* STATED PROBLEM: Extract the full set of records that follows, word for word.

* INFORMATION SUPPLIED:

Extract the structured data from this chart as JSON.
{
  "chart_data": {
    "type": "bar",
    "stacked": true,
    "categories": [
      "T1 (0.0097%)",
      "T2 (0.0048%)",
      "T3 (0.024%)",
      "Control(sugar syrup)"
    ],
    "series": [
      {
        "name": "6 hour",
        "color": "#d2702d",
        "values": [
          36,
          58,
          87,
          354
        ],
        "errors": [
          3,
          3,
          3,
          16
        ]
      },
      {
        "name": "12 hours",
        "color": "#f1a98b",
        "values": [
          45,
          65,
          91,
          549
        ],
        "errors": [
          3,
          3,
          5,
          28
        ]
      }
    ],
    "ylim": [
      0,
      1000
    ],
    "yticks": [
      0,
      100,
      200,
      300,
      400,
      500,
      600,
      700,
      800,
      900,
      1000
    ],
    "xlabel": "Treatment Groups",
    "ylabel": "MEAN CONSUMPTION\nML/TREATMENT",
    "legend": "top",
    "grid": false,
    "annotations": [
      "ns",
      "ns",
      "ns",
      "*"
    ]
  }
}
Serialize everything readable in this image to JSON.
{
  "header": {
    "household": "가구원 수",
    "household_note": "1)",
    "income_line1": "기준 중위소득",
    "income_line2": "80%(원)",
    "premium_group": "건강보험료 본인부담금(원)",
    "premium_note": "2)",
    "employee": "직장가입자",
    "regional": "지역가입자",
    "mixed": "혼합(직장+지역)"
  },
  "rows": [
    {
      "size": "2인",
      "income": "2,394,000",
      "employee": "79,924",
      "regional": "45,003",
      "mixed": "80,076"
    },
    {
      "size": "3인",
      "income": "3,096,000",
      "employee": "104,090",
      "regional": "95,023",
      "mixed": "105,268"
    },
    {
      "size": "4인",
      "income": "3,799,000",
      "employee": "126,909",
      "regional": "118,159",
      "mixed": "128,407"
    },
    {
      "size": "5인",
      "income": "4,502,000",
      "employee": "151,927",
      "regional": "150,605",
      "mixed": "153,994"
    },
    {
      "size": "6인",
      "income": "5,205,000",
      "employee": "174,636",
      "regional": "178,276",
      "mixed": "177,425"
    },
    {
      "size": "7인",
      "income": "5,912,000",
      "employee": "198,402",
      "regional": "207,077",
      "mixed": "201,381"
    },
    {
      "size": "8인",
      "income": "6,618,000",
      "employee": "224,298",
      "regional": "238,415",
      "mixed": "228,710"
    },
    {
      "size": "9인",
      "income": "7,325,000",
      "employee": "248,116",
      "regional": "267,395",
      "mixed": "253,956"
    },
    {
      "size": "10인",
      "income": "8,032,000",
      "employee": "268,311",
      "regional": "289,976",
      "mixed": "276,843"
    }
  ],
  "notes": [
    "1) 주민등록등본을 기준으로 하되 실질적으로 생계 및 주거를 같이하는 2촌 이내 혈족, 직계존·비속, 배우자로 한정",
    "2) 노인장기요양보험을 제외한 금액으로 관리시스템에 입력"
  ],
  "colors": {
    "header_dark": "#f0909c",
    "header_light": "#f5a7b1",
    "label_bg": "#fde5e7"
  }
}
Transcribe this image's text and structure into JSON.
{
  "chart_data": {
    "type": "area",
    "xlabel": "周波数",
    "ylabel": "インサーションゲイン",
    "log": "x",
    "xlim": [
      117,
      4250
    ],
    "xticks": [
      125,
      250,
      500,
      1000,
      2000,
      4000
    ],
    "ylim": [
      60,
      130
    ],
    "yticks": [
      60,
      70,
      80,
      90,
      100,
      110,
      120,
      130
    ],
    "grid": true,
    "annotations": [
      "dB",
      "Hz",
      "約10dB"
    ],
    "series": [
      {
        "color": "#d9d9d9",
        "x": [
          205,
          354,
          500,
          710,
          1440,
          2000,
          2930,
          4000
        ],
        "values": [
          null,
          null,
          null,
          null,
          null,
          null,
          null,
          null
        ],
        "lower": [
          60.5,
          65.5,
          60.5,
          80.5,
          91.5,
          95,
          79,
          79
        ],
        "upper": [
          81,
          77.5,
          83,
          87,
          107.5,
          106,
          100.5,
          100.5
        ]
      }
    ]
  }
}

* RESPONSE:
Extract the structured data from this chart as JSON.
{
  "chart_data": {
    "type": "bar",
    "stacked": true,
    "categories": [
      "T1 (0.0097%)",
      "T2 (0.0048%)",
      "T3 (0.024%)",
      "Control(sugar syrup)"
    ],
    "series": [
      {
        "name": "6 hour",
        "color": "#d2702d",
        "values": [
          36,
          58,
          87,
          354
        ],
        "errors": [
          3,
          3,
          3,
          16
        ]
      },
      {
        "name": "12 hours",
        "color": "#f1a98b",
        "values": [
          45,
          65,
          91,
          549
        ],
        "errors": [
          3,
          3,
          5,
          28
        ]
      }
    ],
    "ylim": [
      0,
      1000
    ],
    "yticks": [
      0,
      100,
      200,
      300,
      400,
      500,
      600,
      700,
      800,
      900,
      1000
    ],
    "xlabel": "Treatment Groups",
    "ylabel": "MEAN CONSUMPTION\nML/TREATMENT",
    "legend": "top",
    "grid": false,
    "annotations": [
      "ns",
      "ns",
      "ns",
      "*"
    ]
  }
}
Serialize everything readable in this image to JSON.
{
  "header": {
    "household": "가구원 수",
    "household_note": "1)",
    "income_line1": "기준 중위소득",
    "income_line2": "80%(원)",
    "premium_group": "건강보험료 본인부담금(원)",
    "premium_note": "2)",
    "employee": "직장가입자",
    "regional": "지역가입자",
    "mixed": "혼합(직장+지역)"
  },
  "rows": [
    {
      "size": "2인",
      "income": "2,394,000",
      "employee": "79,924",
      "regional": "45,003",
      "mixed": "80,076"
    },
    {
      "size": "3인",
      "income": "3,096,000",
      "employee": "104,090",
      "regional": "95,023",
      "mixed": "105,268"
    },
    {
      "size": "4인",
      "income": "3,799,000",
      "employee": "126,909",
      "regional": "118,159",
      "mixed": "128,407"
    },
    {
      "size": "5인",
      "income": "4,502,000",
      "employee": "151,927",
      "regional": "150,605",
      "mixed": "153,994"
    },
    {
      "size": "6인",
      "income": "5,205,000",
      "employee": "174,636",
      "regional": "178,276",
      "mixed": "177,425"
    },
    {
      "size": "7인",
      "income": "5,912,000",
      "employee": "198,402",
      "regional": "207,077",
      "mixed": "201,381"
    },
    {
      "size": "8인",
      "income": "6,618,000",
      "employee": "224,298",
      "regional": "238,415",
      "mixed": "228,710"
    },
    {
      "size": "9인",
      "income": "7,325,000",
      "employee": "248,116",
      "regional": "267,395",
      "mixed": "253,956"
    },
    {
      "size": "10인",
      "income": "8,032,000",
      "employee": "268,311",
      "regional": "289,976",
      "mixed": "276,843"
    }
  ],
  "notes": [
    "1) 주민등록등본을 기준으로 하되 실질적으로 생계 및 주거를 같이하는 2촌 이내 혈족, 직계존·비속, 배우자로 한정",
    "2) 노인장기요양보험을 제외한 금액으로 관리시스템에 입력"
  ],
  "colors": {
    "header_dark": "#f0909c",
    "header_light": "#f5a7b1",
    "label_bg": "#fde5e7"
  }
}
Transcribe this image's text and structure into JSON.
{
  "chart_data": {
    "type": "area",
    "xlabel": "周波数",
    "ylabel": "インサーションゲイン",
    "log": "x",
    "xlim": [
      117,
      4250
    ],
    "xticks": [
      125,
      250,
      500,
      1000,
      2000,
      4000
    ],
    "ylim": [
      60,
      130
    ],
    "yticks": [
      60,
      70,
      80,
      90,
      100,
      110,
      120,
      130
    ],
    "grid": true,
    "annotations": [
      "dB",
      "Hz",
      "約10dB"
    ],
    "series": [
      {
        "color": "#d9d9d9",
        "x": [
          205,
          354,
          500,
          710,
          1440,
          2000,
          2930,
          4000
        ],
        "values": [
          null,
          null,
          null,
          null,
          null,
          null,
          null,
          null
        ],
        "lower": [
          60.5,
          65.5,
          60.5,
          80.5,
          91.5,
          95,
          79,
          79
        ],
        "upper": [
          81,
          77.5,
          83,
          87,
          107.5,
          106,
          100.5,
          100.5
        ]
      }
    ]
  }
}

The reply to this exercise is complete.